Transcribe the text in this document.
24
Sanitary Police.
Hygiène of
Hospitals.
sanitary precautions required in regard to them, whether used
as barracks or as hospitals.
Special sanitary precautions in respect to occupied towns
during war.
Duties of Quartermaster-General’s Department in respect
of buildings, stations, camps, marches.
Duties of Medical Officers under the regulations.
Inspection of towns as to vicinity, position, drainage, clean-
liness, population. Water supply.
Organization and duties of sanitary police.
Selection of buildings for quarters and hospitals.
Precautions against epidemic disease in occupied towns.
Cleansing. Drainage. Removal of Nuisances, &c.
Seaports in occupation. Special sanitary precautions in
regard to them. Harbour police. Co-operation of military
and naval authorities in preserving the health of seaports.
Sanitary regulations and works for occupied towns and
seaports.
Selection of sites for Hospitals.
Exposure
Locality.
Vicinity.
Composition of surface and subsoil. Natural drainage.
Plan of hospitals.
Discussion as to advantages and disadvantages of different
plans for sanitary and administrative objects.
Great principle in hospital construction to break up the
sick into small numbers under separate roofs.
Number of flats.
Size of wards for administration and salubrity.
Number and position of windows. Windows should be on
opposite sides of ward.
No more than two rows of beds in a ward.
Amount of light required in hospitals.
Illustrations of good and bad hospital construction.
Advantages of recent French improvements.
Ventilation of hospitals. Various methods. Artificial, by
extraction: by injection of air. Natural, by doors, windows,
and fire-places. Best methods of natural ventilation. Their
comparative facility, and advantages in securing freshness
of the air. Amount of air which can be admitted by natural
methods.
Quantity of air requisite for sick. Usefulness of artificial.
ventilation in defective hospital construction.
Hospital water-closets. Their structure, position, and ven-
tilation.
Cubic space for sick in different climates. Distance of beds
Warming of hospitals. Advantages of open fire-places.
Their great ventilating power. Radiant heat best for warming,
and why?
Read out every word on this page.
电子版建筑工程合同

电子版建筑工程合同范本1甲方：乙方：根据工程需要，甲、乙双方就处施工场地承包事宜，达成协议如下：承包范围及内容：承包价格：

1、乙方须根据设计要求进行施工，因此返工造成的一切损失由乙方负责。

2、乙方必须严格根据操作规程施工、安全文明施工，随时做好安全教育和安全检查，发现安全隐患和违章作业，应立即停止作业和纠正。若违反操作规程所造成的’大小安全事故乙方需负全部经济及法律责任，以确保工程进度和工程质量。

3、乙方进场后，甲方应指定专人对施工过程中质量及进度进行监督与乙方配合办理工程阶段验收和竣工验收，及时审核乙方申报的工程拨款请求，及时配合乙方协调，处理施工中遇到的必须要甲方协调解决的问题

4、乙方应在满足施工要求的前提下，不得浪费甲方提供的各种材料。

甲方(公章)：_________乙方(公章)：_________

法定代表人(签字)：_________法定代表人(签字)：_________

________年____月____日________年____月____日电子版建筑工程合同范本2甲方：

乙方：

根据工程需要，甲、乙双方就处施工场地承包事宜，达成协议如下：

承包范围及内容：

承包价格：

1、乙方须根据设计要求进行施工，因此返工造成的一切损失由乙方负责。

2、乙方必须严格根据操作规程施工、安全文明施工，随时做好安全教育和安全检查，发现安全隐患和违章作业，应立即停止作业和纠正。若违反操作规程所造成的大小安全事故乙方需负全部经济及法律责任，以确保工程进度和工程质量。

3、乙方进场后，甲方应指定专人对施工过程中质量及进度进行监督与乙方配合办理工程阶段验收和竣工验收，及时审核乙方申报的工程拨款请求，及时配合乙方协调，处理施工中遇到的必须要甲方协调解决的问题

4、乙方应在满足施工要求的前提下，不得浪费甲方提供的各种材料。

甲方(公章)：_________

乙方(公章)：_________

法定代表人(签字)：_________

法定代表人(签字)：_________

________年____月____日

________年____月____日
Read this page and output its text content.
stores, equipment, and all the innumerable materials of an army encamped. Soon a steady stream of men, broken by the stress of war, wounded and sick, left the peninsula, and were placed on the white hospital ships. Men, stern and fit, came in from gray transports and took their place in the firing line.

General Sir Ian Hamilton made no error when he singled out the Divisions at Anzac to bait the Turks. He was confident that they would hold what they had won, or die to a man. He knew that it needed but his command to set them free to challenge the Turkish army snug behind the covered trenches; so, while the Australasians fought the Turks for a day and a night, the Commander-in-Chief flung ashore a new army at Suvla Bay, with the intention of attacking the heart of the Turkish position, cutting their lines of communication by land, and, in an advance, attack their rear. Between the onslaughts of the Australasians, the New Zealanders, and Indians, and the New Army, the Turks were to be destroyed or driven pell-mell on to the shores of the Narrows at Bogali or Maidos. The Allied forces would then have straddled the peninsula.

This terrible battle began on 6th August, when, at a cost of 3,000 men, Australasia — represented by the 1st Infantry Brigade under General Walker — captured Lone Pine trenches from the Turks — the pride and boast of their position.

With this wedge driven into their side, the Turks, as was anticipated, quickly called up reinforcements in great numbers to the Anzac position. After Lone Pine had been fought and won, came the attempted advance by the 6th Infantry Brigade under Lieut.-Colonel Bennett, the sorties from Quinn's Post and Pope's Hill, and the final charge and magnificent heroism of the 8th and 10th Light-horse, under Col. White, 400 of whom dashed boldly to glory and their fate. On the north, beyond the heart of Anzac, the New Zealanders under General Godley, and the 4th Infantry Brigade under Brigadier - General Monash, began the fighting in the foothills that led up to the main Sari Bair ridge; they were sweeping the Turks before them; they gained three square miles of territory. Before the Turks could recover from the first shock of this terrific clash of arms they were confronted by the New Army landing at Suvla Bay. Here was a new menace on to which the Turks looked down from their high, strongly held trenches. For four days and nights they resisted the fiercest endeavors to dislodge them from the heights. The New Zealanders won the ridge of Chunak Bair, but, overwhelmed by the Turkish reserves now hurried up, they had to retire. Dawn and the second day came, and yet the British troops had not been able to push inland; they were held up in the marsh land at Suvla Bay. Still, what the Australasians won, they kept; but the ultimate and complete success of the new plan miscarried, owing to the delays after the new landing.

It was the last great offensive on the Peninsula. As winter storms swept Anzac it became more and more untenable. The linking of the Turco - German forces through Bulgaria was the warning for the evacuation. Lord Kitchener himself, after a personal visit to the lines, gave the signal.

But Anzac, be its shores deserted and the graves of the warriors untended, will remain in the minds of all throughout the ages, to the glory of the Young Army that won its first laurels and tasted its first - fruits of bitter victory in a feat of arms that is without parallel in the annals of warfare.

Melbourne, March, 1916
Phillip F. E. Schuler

| What is needed |
Send back every record, precisely as written.

| Response for this exercise |
Transcribe the text in this document.
24
Sanitary Police.
Hygiène of
Hospitals.
sanitary precautions required in regard to them, whether used
as barracks or as hospitals.
Special sanitary precautions in respect to occupied towns
during war.
Duties of Quartermaster-General’s Department in respect
of buildings, stations, camps, marches.
Duties of Medical Officers under the regulations.
Inspection of towns as to vicinity, position, drainage, clean-
liness, population. Water supply.
Organization and duties of sanitary police.
Selection of buildings for quarters and hospitals.
Precautions against epidemic disease in occupied towns.
Cleansing. Drainage. Removal of Nuisances, &c.
Seaports in occupation. Special sanitary precautions in
regard to them. Harbour police. Co-operation of military
and naval authorities in preserving the health of seaports.
Sanitary regulations and works for occupied towns and
seaports.
Selection of sites for Hospitals.
Exposure
Locality.
Vicinity.
Composition of surface and subsoil. Natural drainage.
Plan of hospitals.
Discussion as to advantages and disadvantages of different
plans for sanitary and administrative objects.
Great principle in hospital construction to break up the
sick into small numbers under separate roofs.
Number of flats.
Size of wards for administration and salubrity.
Number and position of windows. Windows should be on
opposite sides of ward.
No more than two rows of beds in a ward.
Amount of light required in hospitals.
Illustrations of good and bad hospital construction.
Advantages of recent French improvements.
Ventilation of hospitals. Various methods. Artificial, by
extraction: by injection of air. Natural, by doors, windows,
and fire-places. Best methods of natural ventilation. Their
comparative facility, and advantages in securing freshness
of the air. Amount of air which can be admitted by natural
methods.
Quantity of air requisite for sick. Usefulness of artificial.
ventilation in defective hospital construction.
Hospital water-closets. Their structure, position, and ven-
tilation.
Cubic space for sick in different climates. Distance of beds
Warming of hospitals. Advantages of open fire-places.
Their great ventilating power. Radiant heat best for warming,
and why?
Read out every word on this page.
电子版建筑工程合同

电子版建筑工程合同范本1甲方：乙方：根据工程需要，甲、乙双方就处施工场地承包事宜，达成协议如下：承包范围及内容：承包价格：

1、乙方须根据设计要求进行施工，因此返工造成的一切损失由乙方负责。

2、乙方必须严格根据操作规程施工、安全文明施工，随时做好安全教育和安全检查，发现安全隐患和违章作业，应立即停止作业和纠正。若违反操作规程所造成的’大小安全事故乙方需负全部经济及法律责任，以确保工程进度和工程质量。

3、乙方进场后，甲方应指定专人对施工过程中质量及进度进行监督与乙方配合办理工程阶段验收和竣工验收，及时审核乙方申报的工程拨款请求，及时配合乙方协调，处理施工中遇到的必须要甲方协调解决的问题

4、乙方应在满足施工要求的前提下，不得浪费甲方提供的各种材料。

甲方(公章)：_________乙方(公章)：_________

法定代表人(签字)：_________法定代表人(签字)：_________

________年____月____日________年____月____日电子版建筑工程合同范本2甲方：

乙方：

根据工程需要，甲、乙双方就处施工场地承包事宜，达成协议如下：

承包范围及内容：

承包价格：

1、乙方须根据设计要求进行施工，因此返工造成的一切损失由乙方负责。

2、乙方必须严格根据操作规程施工、安全文明施工，随时做好安全教育和安全检查，发现安全隐患和违章作业，应立即停止作业和纠正。若违反操作规程所造成的大小安全事故乙方需负全部经济及法律责任，以确保工程进度和工程质量。

3、乙方进场后，甲方应指定专人对施工过程中质量及进度进行监督与乙方配合办理工程阶段验收和竣工验收，及时审核乙方申报的工程拨款请求，及时配合乙方协调，处理施工中遇到的必须要甲方协调解决的问题

4、乙方应在满足施工要求的前提下，不得浪费甲方提供的各种材料。

甲方(公章)：_________

乙方(公章)：_________

法定代表人(签字)：_________

法定代表人(签字)：_________

________年____月____日

________年____月____日
Read this page and output its text content.
stores, equipment, and all the innumerable materials of an army encamped. Soon a steady stream of men, broken by the stress of war, wounded and sick, left the peninsula, and were placed on the white hospital ships. Men, stern and fit, came in from gray transports and took their place in the firing line.

General Sir Ian Hamilton made no error when he singled out the Divisions at Anzac to bait the Turks. He was confident that they would hold what they had won, or die to a man. He knew that it needed but his command to set them free to challenge the Turkish army snug behind the covered trenches; so, while the Australasians fought the Turks for a day and a night, the Commander-in-Chief flung ashore a new army at Suvla Bay, with the intention of attacking the heart of the Turkish position, cutting their lines of communication by land, and, in an advance, attack their rear. Between the onslaughts of the Australasians, the New Zealanders, and Indians, and the New Army, the Turks were to be destroyed or driven pell-mell on to the shores of the Narrows at Bogali or Maidos. The Allied forces would then have straddled the peninsula.

This terrible battle began on 6th August, when, at a cost of 3,000 men, Australasia — represented by the 1st Infantry Brigade under General Walker — captured Lone Pine trenches from the Turks — the pride and boast of their position.

With this wedge driven into their side, the Turks, as was anticipated, quickly called up reinforcements in great numbers to the Anzac position. After Lone Pine had been fought and won, came the attempted advance by the 6th Infantry Brigade under Lieut.-Colonel Bennett, the sorties from Quinn's Post and Pope's Hill, and the final charge and magnificent heroism of the 8th and 10th Light-horse, under Col. White, 400 of whom dashed boldly to glory and their fate. On the north, beyond the heart of Anzac, the New Zealanders under General Godley, and the 4th Infantry Brigade under Brigadier - General Monash, began the fighting in the foothills that led up to the main Sari Bair ridge; they were sweeping the Turks before them; they gained three square miles of territory. Before the Turks could recover from the first shock of this terrific clash of arms they were confronted by the New Army landing at Suvla Bay. Here was a new menace on to which the Turks looked down from their high, strongly held trenches. For four days and nights they resisted the fiercest endeavors to dislodge them from the heights. The New Zealanders won the ridge of Chunak Bair, but, overwhelmed by the Turkish reserves now hurried up, they had to retire. Dawn and the second day came, and yet the British troops had not been able to push inland; they were held up in the marsh land at Suvla Bay. Still, what the Australasians won, they kept; but the ultimate and complete success of the new plan miscarried, owing to the delays after the new landing.

It was the last great offensive on the Peninsula. As winter storms swept Anzac it became more and more untenable. The linking of the Turco - German forces through Bulgaria was the warning for the evacuation. Lord Kitchener himself, after a personal visit to the lines, gave the signal.

But Anzac, be its shores deserted and the graves of the warriors untended, will remain in the minds of all throughout the ages, to the glory of the Young Army that won its first laurels and tasted its first - fruits of bitter victory in a feat of arms that is without parallel in the annals of warfare.

Melbourne, March, 1916
Phillip F. E. Schuler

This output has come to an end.